--- Start of Material for this exercise ---

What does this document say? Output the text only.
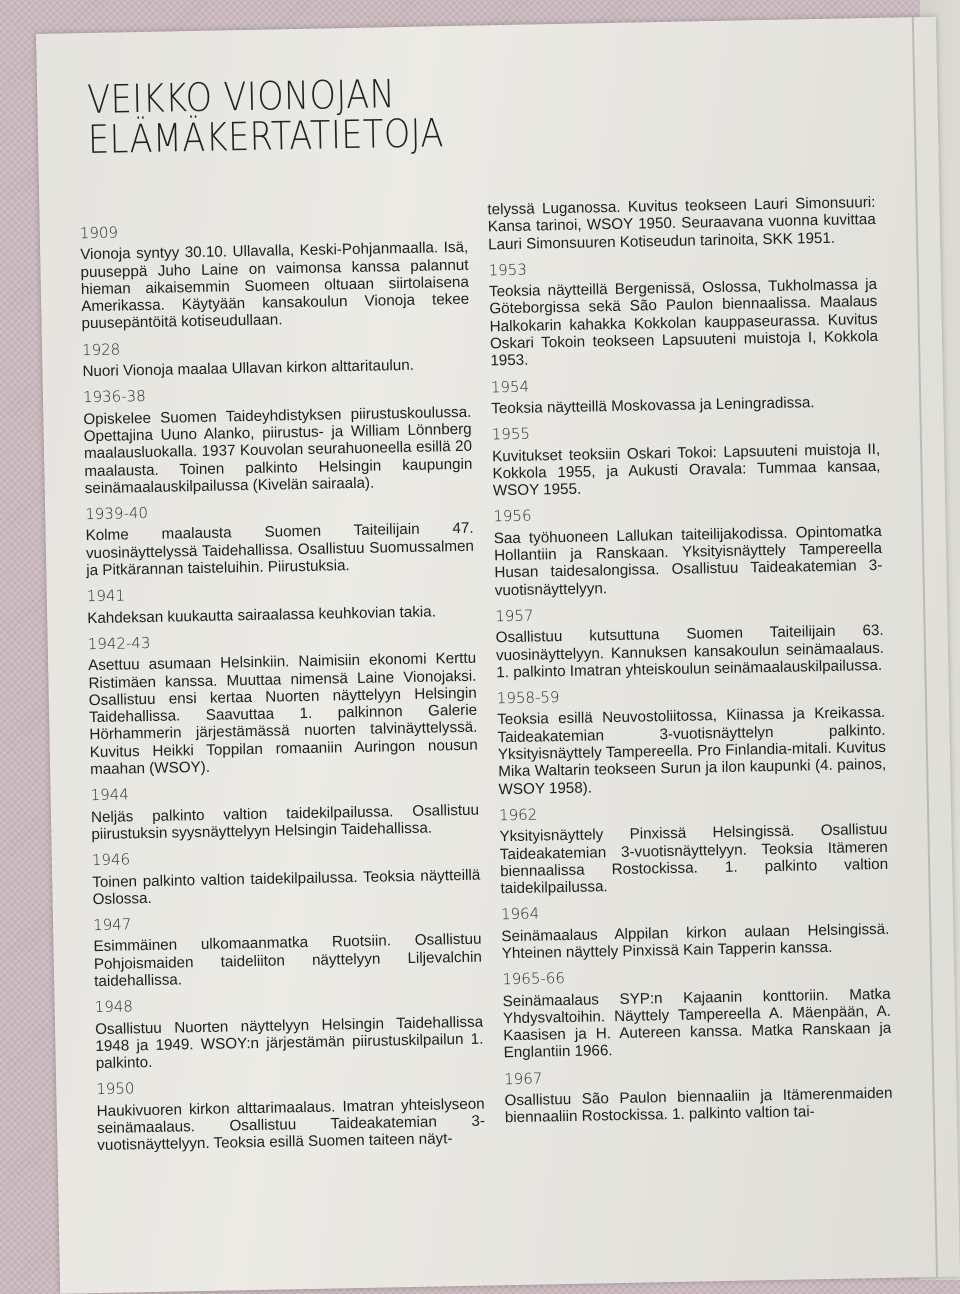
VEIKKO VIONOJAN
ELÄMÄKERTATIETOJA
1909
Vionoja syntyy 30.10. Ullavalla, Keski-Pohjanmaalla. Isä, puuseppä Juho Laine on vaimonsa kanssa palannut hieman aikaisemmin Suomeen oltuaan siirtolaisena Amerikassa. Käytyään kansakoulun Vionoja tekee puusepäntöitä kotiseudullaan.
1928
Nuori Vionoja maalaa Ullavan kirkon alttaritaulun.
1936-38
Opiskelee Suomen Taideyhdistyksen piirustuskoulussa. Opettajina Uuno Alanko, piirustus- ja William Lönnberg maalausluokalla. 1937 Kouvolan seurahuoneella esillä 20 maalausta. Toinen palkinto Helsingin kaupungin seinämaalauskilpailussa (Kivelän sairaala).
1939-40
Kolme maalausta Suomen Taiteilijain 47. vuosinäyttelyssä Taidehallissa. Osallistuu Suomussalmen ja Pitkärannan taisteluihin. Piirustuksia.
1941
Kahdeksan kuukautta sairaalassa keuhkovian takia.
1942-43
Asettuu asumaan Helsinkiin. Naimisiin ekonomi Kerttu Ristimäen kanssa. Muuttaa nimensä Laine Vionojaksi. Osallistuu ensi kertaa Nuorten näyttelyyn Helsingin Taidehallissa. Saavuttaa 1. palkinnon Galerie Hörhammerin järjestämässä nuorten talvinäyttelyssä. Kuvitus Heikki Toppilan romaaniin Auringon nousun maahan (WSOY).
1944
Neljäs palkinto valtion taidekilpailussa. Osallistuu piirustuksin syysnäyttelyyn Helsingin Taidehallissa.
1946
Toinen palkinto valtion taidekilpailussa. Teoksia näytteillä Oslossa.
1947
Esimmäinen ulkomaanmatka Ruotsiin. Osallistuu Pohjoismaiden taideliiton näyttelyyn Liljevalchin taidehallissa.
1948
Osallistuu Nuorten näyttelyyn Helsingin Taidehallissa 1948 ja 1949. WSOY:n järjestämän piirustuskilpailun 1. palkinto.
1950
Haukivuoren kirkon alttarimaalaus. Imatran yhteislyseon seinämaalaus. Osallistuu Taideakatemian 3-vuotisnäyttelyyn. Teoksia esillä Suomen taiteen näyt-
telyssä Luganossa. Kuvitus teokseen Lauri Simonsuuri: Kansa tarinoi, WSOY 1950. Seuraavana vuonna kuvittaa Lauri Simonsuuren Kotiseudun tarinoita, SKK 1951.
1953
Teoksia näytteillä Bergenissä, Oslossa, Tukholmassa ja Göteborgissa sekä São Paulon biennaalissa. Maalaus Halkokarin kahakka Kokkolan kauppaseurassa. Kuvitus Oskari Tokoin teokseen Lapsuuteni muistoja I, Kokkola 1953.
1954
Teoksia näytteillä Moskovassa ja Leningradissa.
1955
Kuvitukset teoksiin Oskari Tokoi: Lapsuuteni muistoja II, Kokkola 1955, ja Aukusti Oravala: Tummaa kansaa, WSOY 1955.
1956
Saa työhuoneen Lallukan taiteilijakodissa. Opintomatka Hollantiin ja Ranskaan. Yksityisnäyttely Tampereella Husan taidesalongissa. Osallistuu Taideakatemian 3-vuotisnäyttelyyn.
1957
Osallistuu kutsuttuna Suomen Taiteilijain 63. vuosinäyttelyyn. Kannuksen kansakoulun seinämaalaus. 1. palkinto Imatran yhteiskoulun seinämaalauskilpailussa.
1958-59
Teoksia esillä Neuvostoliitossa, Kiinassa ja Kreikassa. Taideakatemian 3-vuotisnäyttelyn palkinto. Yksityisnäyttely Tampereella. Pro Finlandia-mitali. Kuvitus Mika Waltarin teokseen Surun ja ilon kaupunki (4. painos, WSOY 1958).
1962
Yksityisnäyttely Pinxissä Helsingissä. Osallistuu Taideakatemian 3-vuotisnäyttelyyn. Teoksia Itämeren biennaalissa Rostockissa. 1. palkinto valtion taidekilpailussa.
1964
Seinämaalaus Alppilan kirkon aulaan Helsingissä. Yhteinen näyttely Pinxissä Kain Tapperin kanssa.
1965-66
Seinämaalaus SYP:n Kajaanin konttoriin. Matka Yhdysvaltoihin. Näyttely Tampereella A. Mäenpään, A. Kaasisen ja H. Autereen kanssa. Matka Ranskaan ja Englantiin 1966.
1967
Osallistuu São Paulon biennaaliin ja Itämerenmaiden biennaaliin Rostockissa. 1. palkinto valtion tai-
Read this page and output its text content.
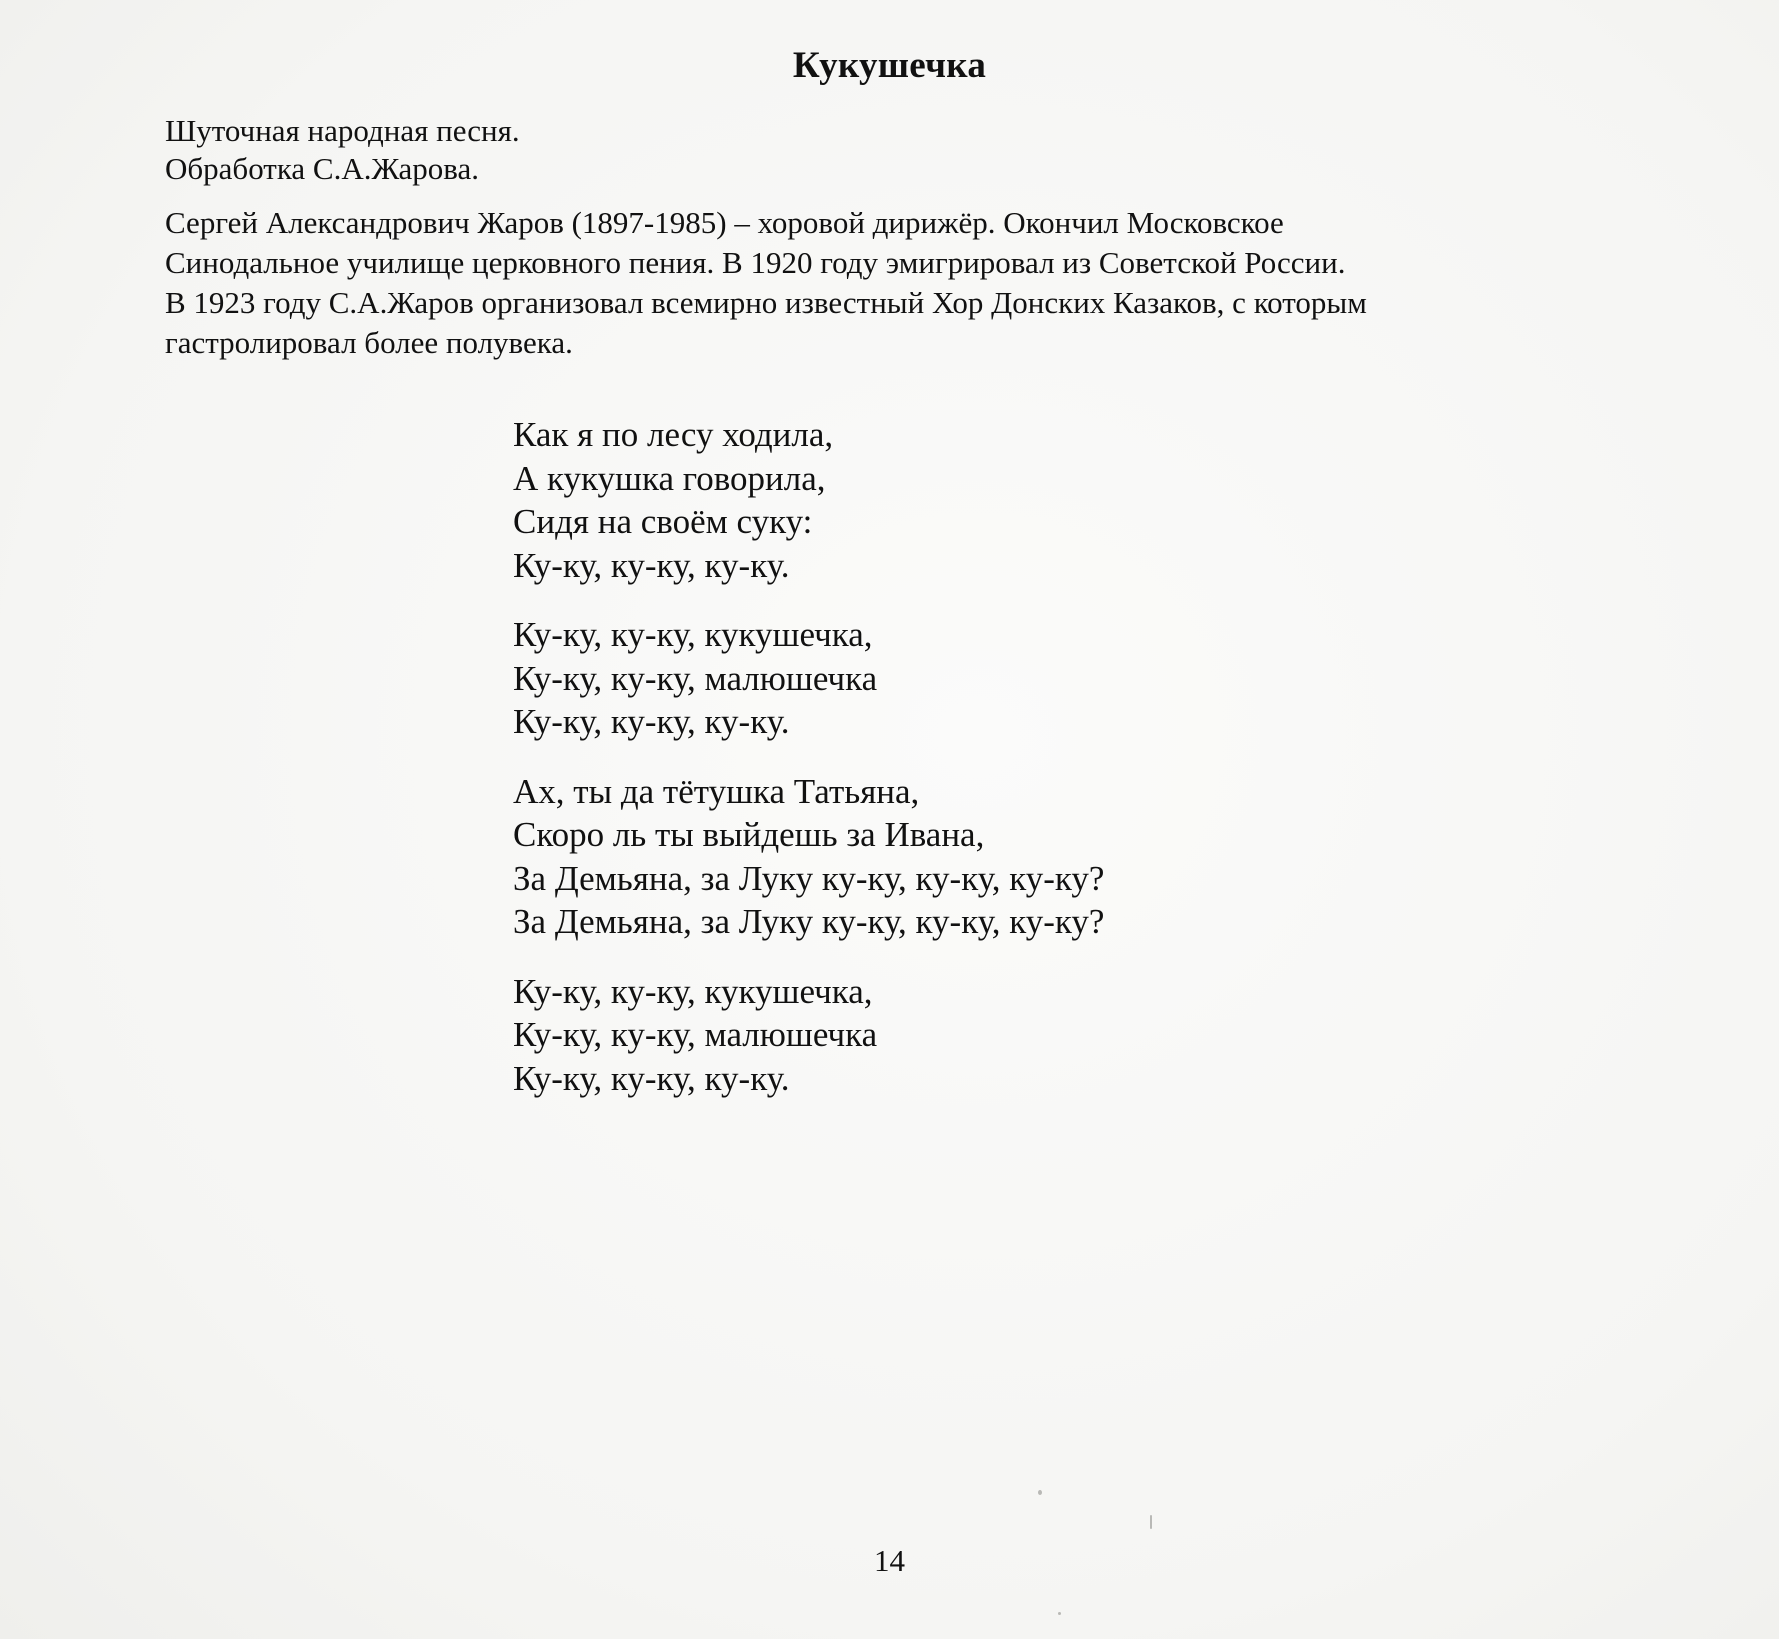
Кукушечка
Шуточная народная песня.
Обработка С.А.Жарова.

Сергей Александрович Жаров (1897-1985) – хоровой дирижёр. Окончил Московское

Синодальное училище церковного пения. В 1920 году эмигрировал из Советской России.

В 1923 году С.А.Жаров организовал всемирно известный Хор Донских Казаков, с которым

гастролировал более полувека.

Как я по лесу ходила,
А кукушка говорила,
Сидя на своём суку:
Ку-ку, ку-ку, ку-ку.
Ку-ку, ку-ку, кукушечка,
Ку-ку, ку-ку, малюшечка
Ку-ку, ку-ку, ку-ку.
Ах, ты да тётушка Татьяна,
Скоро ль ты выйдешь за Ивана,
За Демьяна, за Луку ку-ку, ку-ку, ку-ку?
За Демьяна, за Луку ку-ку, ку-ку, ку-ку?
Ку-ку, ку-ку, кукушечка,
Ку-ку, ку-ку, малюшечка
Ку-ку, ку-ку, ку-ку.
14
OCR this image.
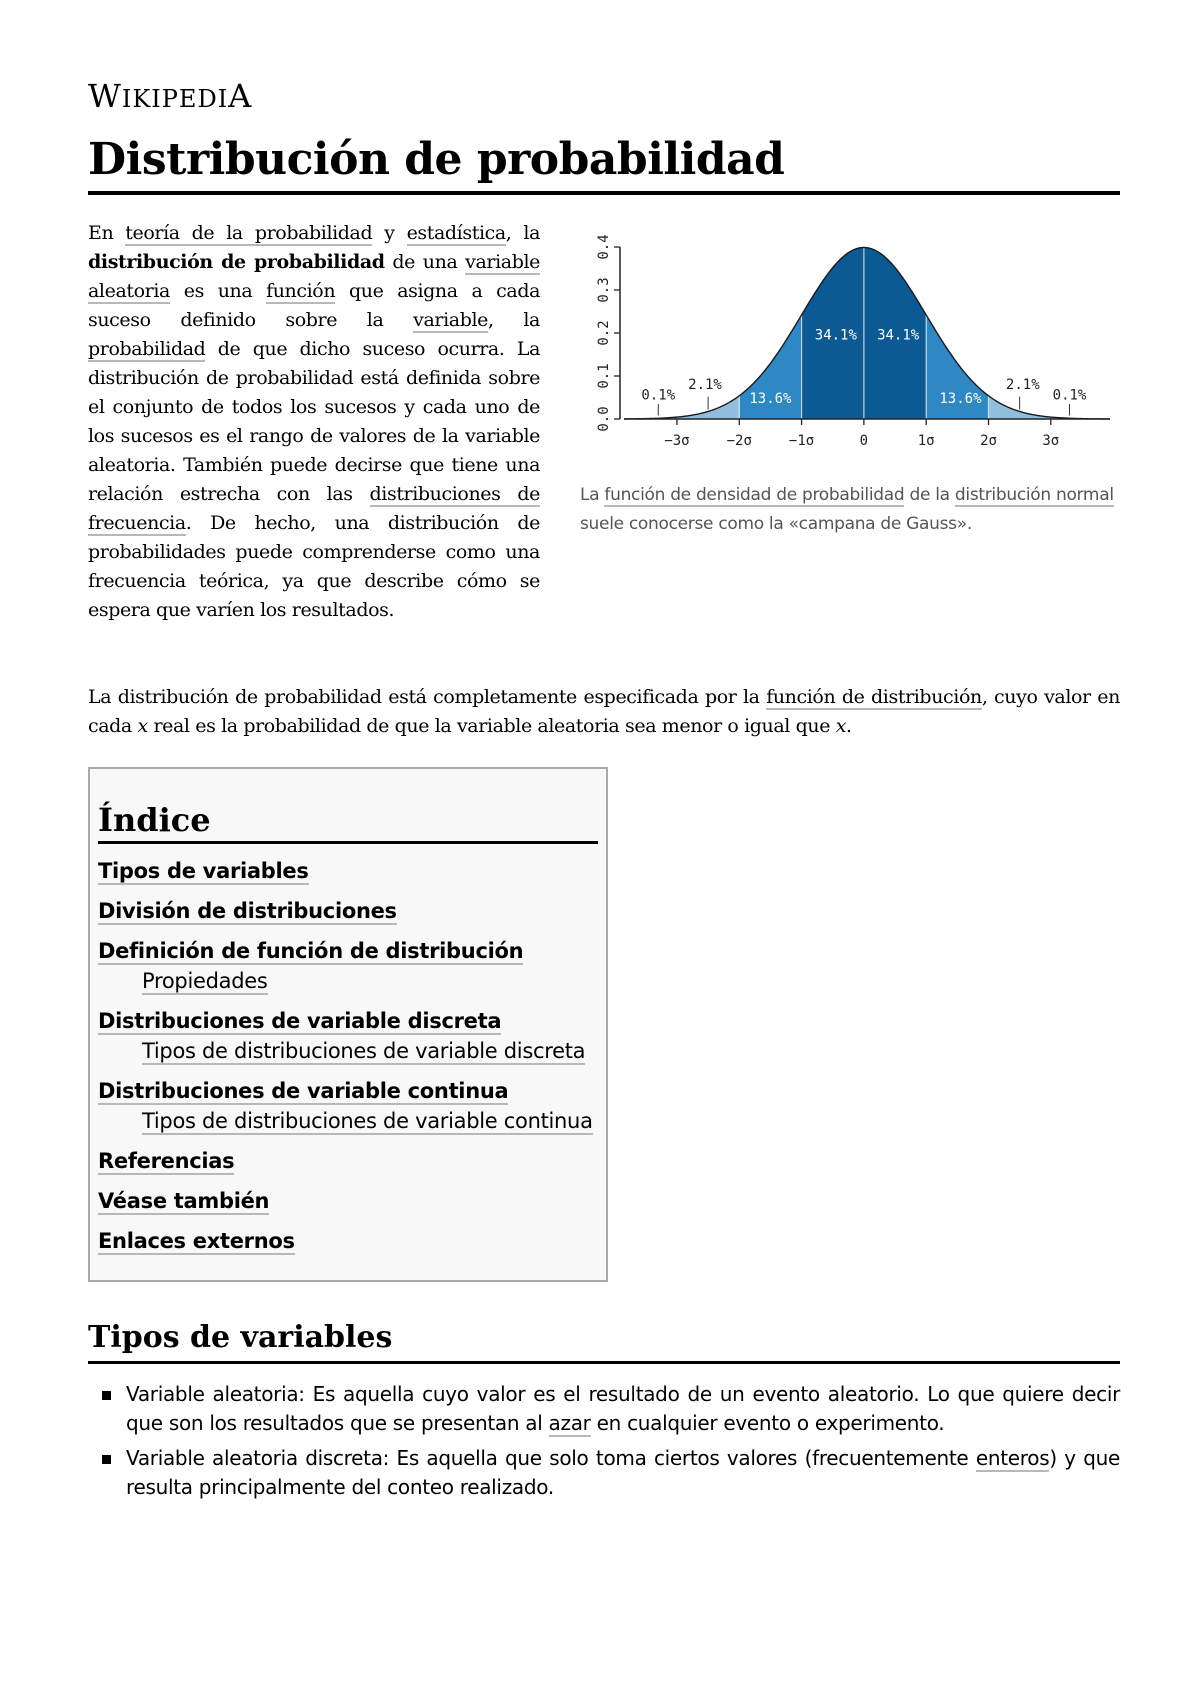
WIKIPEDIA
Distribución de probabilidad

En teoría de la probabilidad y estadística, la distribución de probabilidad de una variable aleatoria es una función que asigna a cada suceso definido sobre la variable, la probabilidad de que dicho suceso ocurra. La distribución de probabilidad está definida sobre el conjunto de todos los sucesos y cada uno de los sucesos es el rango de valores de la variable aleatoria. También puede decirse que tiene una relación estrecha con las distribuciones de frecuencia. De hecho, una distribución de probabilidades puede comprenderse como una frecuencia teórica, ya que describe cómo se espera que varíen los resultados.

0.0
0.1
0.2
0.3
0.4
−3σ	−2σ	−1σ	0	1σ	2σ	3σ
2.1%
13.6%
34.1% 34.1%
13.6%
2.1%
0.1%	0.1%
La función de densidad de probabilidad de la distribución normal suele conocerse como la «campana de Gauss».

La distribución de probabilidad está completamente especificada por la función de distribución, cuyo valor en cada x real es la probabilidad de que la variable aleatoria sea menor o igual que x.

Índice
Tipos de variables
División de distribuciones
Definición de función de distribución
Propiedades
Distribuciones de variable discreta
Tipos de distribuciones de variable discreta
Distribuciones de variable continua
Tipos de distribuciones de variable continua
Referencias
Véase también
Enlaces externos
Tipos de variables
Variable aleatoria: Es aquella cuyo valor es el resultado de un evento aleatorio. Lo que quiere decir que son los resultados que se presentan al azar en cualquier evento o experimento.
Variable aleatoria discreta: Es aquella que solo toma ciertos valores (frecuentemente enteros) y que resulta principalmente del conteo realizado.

--- End of Material for this exercise ---

_Direction_
Pick out and copy every line that contains the word "Taiteilijain".

_Completed task_
Kolme maalausta Suomen Taiteilijain 47. vuosinäyttelyssä Taidehallissa. Osallistuu Suomussalmen ja Pitkärannan taisteluihin. Piirustuksia.
Osallistuu kutsuttuna Suomen Taiteilijain 63. vuosinäyttelyyn. Kannuksen kansakoulun seinämaalaus. 1. palkinto Imatran yhteiskoulun seinämaalauskilpailussa.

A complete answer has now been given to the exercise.